- _EXERCISE BRIEF_
All of the entries must be reproduced exactly, with no images carried over.
________________________
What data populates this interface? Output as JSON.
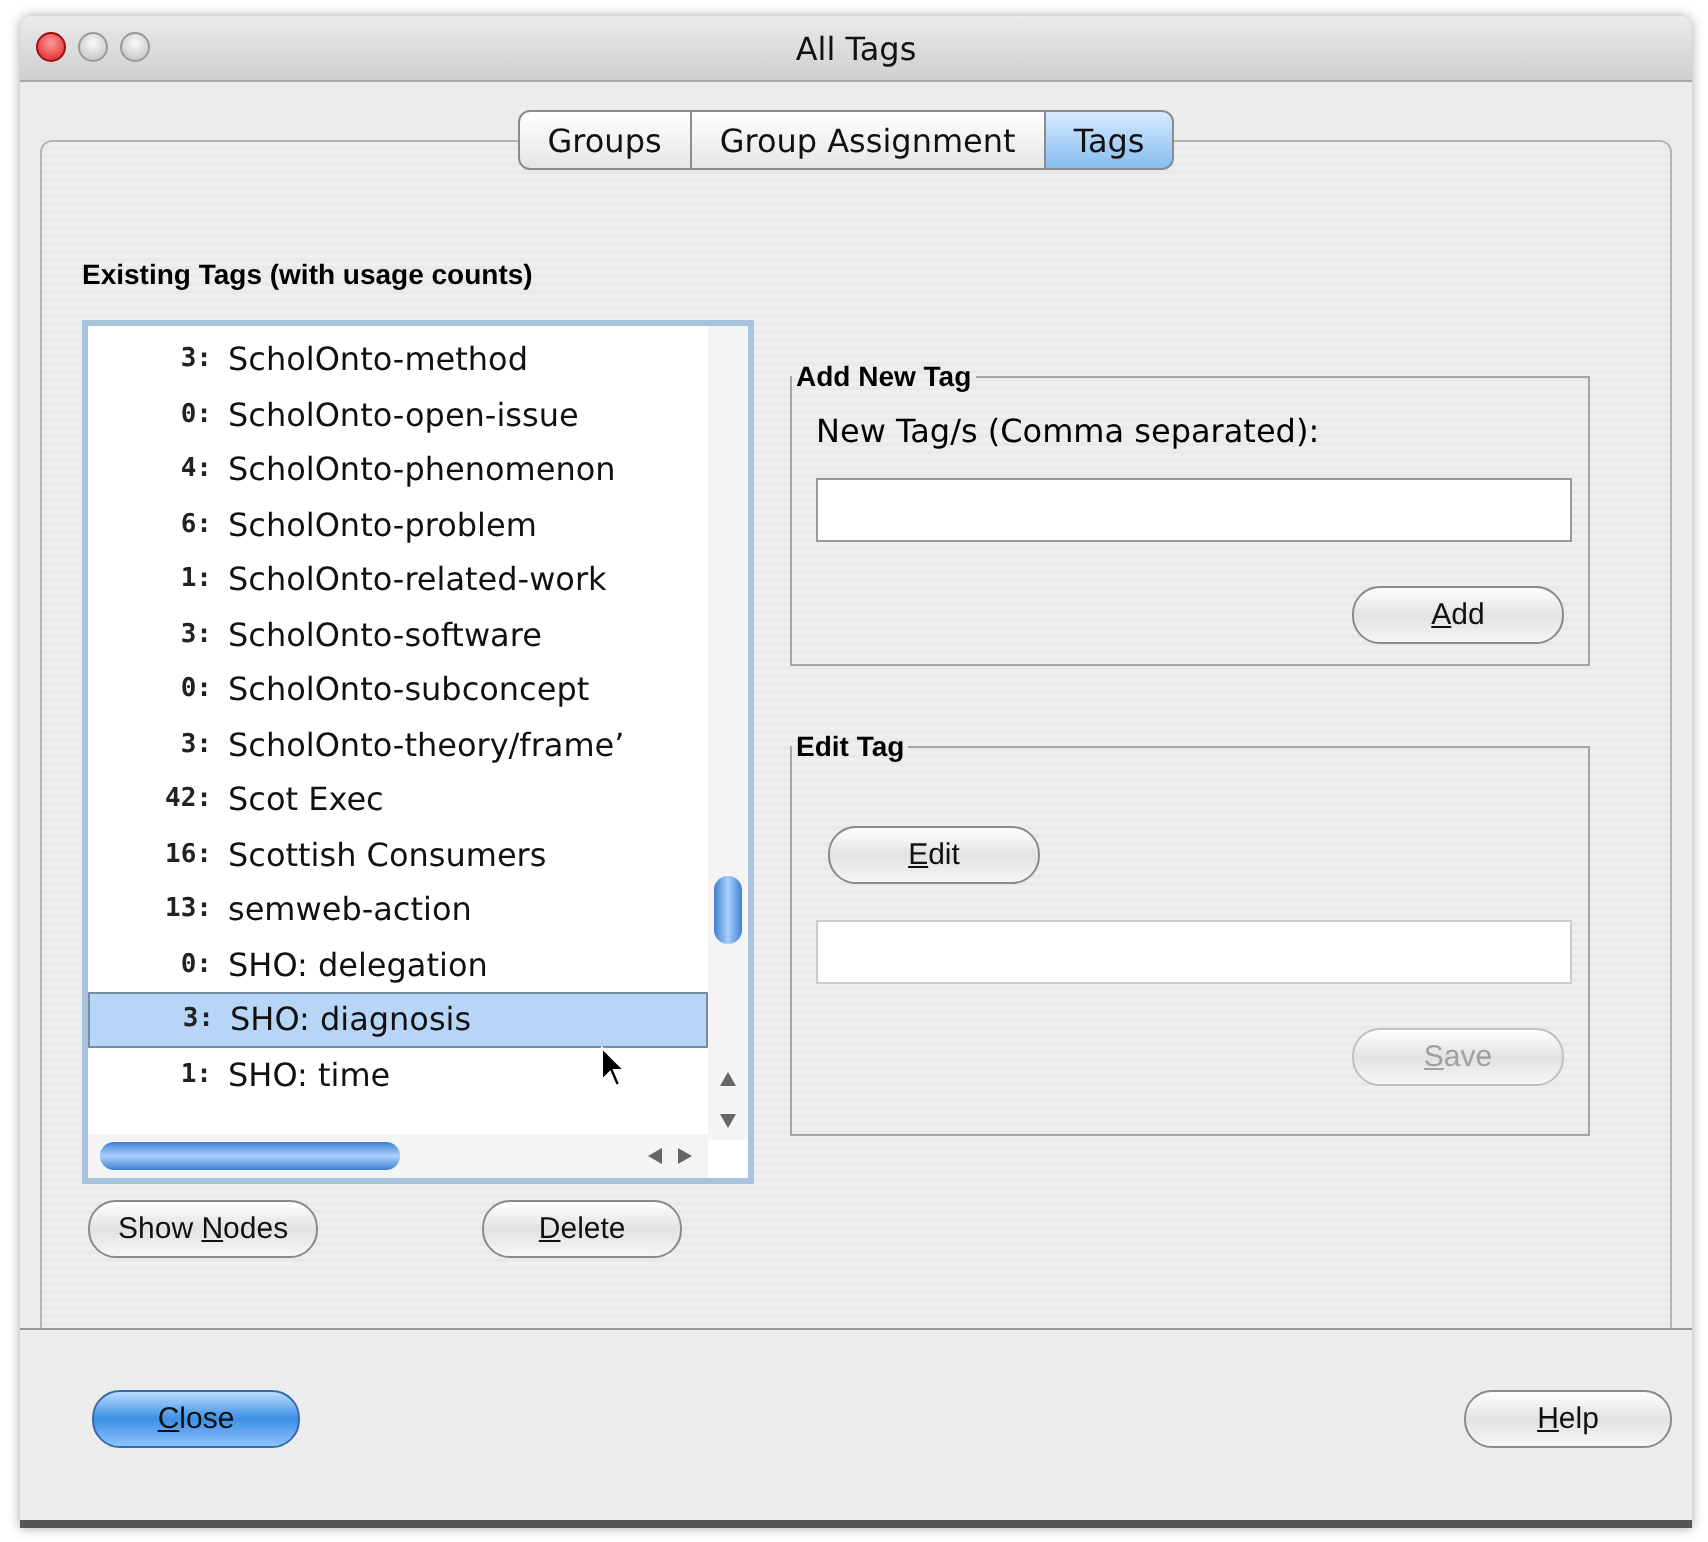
{
  "window": {
    "title": "All Tags"
  },
  "tabs": [
    {
      "label": "Groups",
      "selected": false
    },
    {
      "label": "Group Assignment",
      "selected": false
    },
    {
      "label": "Tags",
      "selected": true
    }
  ],
  "tag_list": {
    "heading": "Existing Tags (with usage counts)",
    "rows": [
      {
        "count": "3:",
        "name": "ScholOnto-method",
        "selected": false
      },
      {
        "count": "0:",
        "name": "ScholOnto-open-issue",
        "selected": false
      },
      {
        "count": "4:",
        "name": "ScholOnto-phenomenon",
        "selected": false
      },
      {
        "count": "6:",
        "name": "ScholOnto-problem",
        "selected": false
      },
      {
        "count": "1:",
        "name": "ScholOnto-related-work",
        "selected": false
      },
      {
        "count": "3:",
        "name": "ScholOnto-software",
        "selected": false
      },
      {
        "count": "0:",
        "name": "ScholOnto-subconcept",
        "selected": false
      },
      {
        "count": "3:",
        "name": "ScholOnto-theory/frame’",
        "selected": false
      },
      {
        "count": "42:",
        "name": "Scot Exec",
        "selected": false
      },
      {
        "count": "16:",
        "name": "Scottish Consumers",
        "selected": false
      },
      {
        "count": "13:",
        "name": "semweb-action",
        "selected": false
      },
      {
        "count": "0:",
        "name": "SHO: delegation",
        "selected": false
      },
      {
        "count": "3:",
        "name": "SHO: diagnosis",
        "selected": true
      },
      {
        "count": "1:",
        "name": "SHO: time",
        "selected": false
      }
    ],
    "buttons": [
      {
        "before": "Show ",
        "key": "N",
        "after": "odes",
        "disabled": false,
        "default": false
      },
      {
        "key": "D",
        "after": "elete",
        "disabled": false,
        "default": false
      }
    ]
  },
  "add_new_tag": {
    "title": "Add New Tag",
    "label": "New Tag/s (Comma separated):",
    "button": {
      "key": "A",
      "after": "dd",
      "disabled": false,
      "default": false
    }
  },
  "edit_tag": {
    "title": "Edit Tag",
    "edit_button": {
      "key": "E",
      "after": "dit",
      "disabled": false,
      "default": false
    },
    "save_button": {
      "key": "S",
      "after": "ave",
      "disabled": true,
      "default": false
    }
  },
  "footer_buttons": [
    {
      "key": "C",
      "after": "lose",
      "disabled": false,
      "default": true
    },
    {
      "key": "H",
      "after": "elp",
      "disabled": false,
      "default": false
    }
  ]
}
________________________
- _OUTPUT FOR THIS EXERCISE_
What data populates this interface? Output as JSON.
{
  "window": {
    "title": "All Tags"
  },
  "tabs": [
    {
      "label": "Groups",
      "selected": false
    },
    {
      "label": "Group Assignment",
      "selected": false
    },
    {
      "label": "Tags",
      "selected": true
    }
  ],
  "tag_list": {
    "heading": "Existing Tags (with usage counts)",
    "rows": [
      {
        "count": "3:",
        "name": "ScholOnto-method",
        "selected": false
      },
      {
        "count": "0:",
        "name": "ScholOnto-open-issue",
        "selected": false
      },
      {
        "count": "4:",
        "name": "ScholOnto-phenomenon",
        "selected": false
      },
      {
        "count": "6:",
        "name": "ScholOnto-problem",
        "selected": false
      },
      {
        "count": "1:",
        "name": "ScholOnto-related-work",
        "selected": false
      },
      {
        "count": "3:",
        "name": "ScholOnto-software",
        "selected": false
      },
      {
        "count": "0:",
        "name": "ScholOnto-subconcept",
        "selected": false
      },
      {
        "count": "3:",
        "name": "ScholOnto-theory/frame’",
        "selected": false
      },
      {
        "count": "42:",
        "name": "Scot Exec",
        "selected": false
      },
      {
        "count": "16:",
        "name": "Scottish Consumers",
        "selected": false
      },
      {
        "count": "13:",
        "name": "semweb-action",
        "selected": false
      },
      {
        "count": "0:",
        "name": "SHO: delegation",
        "selected": false
      },
      {
        "count": "3:",
        "name": "SHO: diagnosis",
        "selected": true
      },
      {
        "count": "1:",
        "name": "SHO: time",
        "selected": false
      }
    ],
    "buttons": [
      {
        "before": "Show ",
        "key": "N",
        "after": "odes",
        "disabled": false,
        "default": false
      },
      {
        "key": "D",
        "after": "elete",
        "disabled": false,
        "default": false
      }
    ]
  },
  "add_new_tag": {
    "title": "Add New Tag",
    "label": "New Tag/s (Comma separated):",
    "button": {
      "key": "A",
      "after": "dd",
      "disabled": false,
      "default": false
    }
  },
  "edit_tag": {
    "title": "Edit Tag",
    "edit_button": {
      "key": "E",
      "after": "dit",
      "disabled": false,
      "default": false
    },
    "save_button": {
      "key": "S",
      "after": "ave",
      "disabled": true,
      "default": false
    }
  },
  "footer_buttons": [
    {
      "key": "C",
      "after": "lose",
      "disabled": false,
      "default": true
    },
    {
      "key": "H",
      "after": "elp",
      "disabled": false,
      "default": false
    }
  ]
}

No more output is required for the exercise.